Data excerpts
** BEGIN **

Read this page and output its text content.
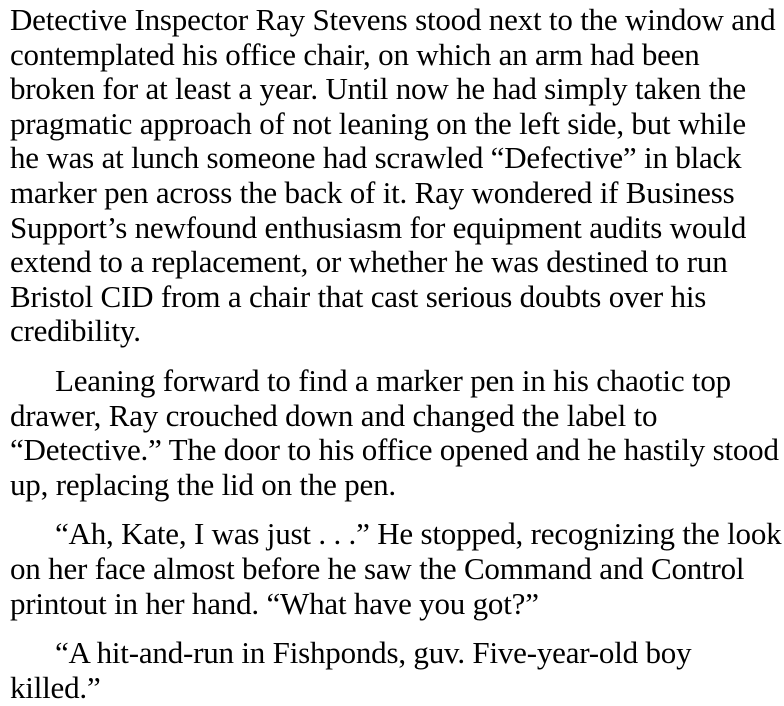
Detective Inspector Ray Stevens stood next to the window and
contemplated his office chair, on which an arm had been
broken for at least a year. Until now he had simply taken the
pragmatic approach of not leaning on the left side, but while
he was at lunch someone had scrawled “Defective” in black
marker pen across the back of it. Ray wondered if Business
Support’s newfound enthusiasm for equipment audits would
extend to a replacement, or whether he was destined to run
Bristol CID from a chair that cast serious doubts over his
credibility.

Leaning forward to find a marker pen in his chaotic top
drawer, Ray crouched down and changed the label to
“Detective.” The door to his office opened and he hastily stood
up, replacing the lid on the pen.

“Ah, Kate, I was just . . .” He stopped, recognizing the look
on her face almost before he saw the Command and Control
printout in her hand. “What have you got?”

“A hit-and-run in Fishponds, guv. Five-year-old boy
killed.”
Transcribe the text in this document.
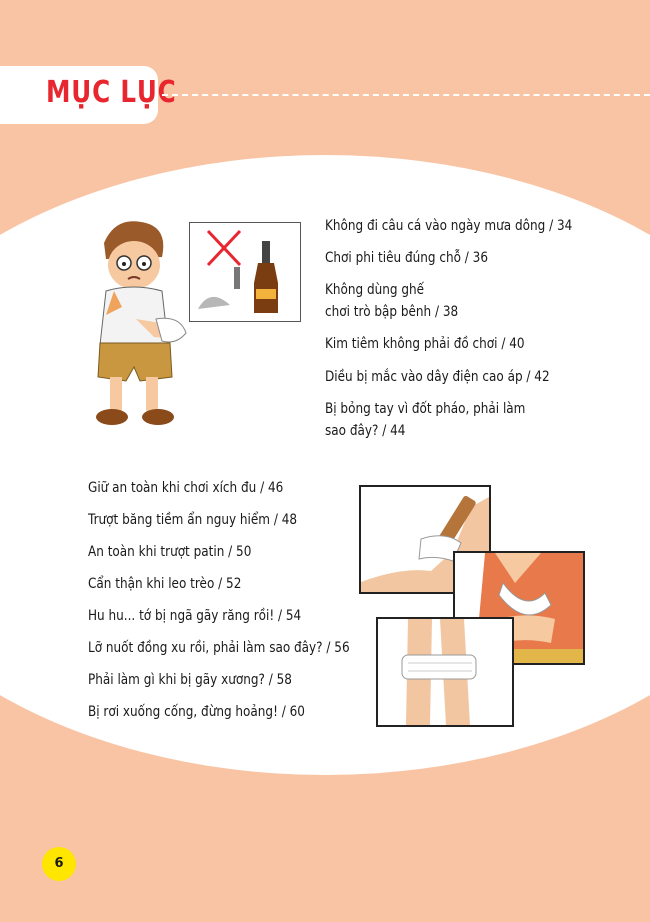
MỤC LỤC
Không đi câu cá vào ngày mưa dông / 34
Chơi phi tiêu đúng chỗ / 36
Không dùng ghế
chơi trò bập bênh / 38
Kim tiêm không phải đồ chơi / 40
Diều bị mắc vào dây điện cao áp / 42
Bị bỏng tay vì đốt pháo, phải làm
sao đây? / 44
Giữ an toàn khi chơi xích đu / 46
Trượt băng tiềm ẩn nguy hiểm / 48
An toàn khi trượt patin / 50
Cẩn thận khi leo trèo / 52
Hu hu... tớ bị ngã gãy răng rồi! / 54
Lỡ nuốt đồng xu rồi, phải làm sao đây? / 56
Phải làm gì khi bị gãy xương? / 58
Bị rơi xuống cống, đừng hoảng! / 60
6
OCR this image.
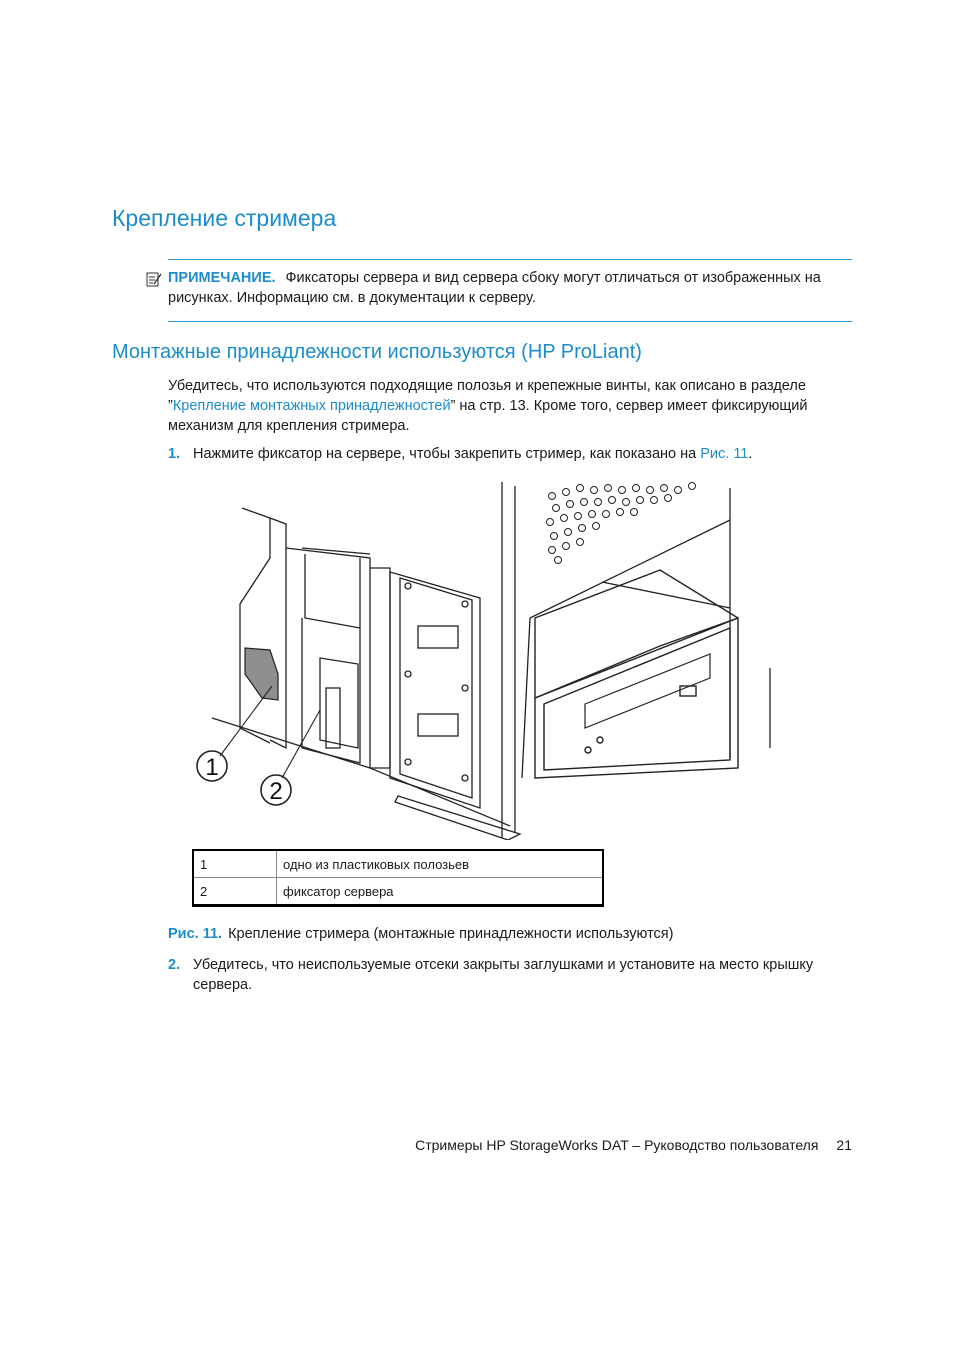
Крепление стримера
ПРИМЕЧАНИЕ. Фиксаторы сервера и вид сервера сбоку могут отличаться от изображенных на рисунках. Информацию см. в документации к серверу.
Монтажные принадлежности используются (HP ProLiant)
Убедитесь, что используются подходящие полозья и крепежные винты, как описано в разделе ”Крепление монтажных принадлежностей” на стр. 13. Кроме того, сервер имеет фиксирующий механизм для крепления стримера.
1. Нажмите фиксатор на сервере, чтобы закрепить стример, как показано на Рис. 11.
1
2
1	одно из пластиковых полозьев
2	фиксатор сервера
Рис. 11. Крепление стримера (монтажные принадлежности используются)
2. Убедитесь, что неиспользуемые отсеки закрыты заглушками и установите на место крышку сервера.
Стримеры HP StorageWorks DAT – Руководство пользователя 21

** END **

== Task details ==
Transcribe the listing in full and omit the pictures.

== In response ==
Read this page and output its text content.
Detective Inspector Ray Stevens stood next to the window and
contemplated his office chair, on which an arm had been
broken for at least a year. Until now he had simply taken the
pragmatic approach of not leaning on the left side, but while
he was at lunch someone had scrawled “Defective” in black
marker pen across the back of it. Ray wondered if Business
Support’s newfound enthusiasm for equipment audits would
extend to a replacement, or whether he was destined to run
Bristol CID from a chair that cast serious doubts over his
credibility.

Leaning forward to find a marker pen in his chaotic top
drawer, Ray crouched down and changed the label to
“Detective.” The door to his office opened and he hastily stood
up, replacing the lid on the pen.

“Ah, Kate, I was just . . .” He stopped, recognizing the look
on her face almost before he saw the Command and Control
printout in her hand. “What have you got?”

“A hit-and-run in Fishponds, guv. Five-year-old boy
killed.”
Transcribe the text in this document.
MỤC LỤC
Không đi câu cá vào ngày mưa dông / 34
Chơi phi tiêu đúng chỗ / 36
Không dùng ghế
chơi trò bập bênh / 38
Kim tiêm không phải đồ chơi / 40
Diều bị mắc vào dây điện cao áp / 42
Bị bỏng tay vì đốt pháo, phải làm
sao đây? / 44
Giữ an toàn khi chơi xích đu / 46
Trượt băng tiềm ẩn nguy hiểm / 48
An toàn khi trượt patin / 50
Cẩn thận khi leo trèo / 52
Hu hu... tớ bị ngã gãy răng rồi! / 54
Lỡ nuốt đồng xu rồi, phải làm sao đây? / 56
Phải làm gì khi bị gãy xương? / 58
Bị rơi xuống cống, đừng hoảng! / 60
6
OCR this image.
Крепление стримера
ПРИМЕЧАНИЕ. Фиксаторы сервера и вид сервера сбоку могут отличаться от изображенных на рисунках. Информацию см. в документации к серверу.
Монтажные принадлежности используются (HP ProLiant)
Убедитесь, что используются подходящие полозья и крепежные винты, как описано в разделе ”Крепление монтажных принадлежностей” на стр. 13. Кроме того, сервер имеет фиксирующий механизм для крепления стримера.
1. Нажмите фиксатор на сервере, чтобы закрепить стример, как показано на Рис. 11.
1
2
1	одно из пластиковых полозьев
2	фиксатор сервера
Рис. 11. Крепление стримера (монтажные принадлежности используются)
2. Убедитесь, что неиспользуемые отсеки закрыты заглушками и установите на место крышку сервера.
Стримеры HP StorageWorks DAT – Руководство пользователя 21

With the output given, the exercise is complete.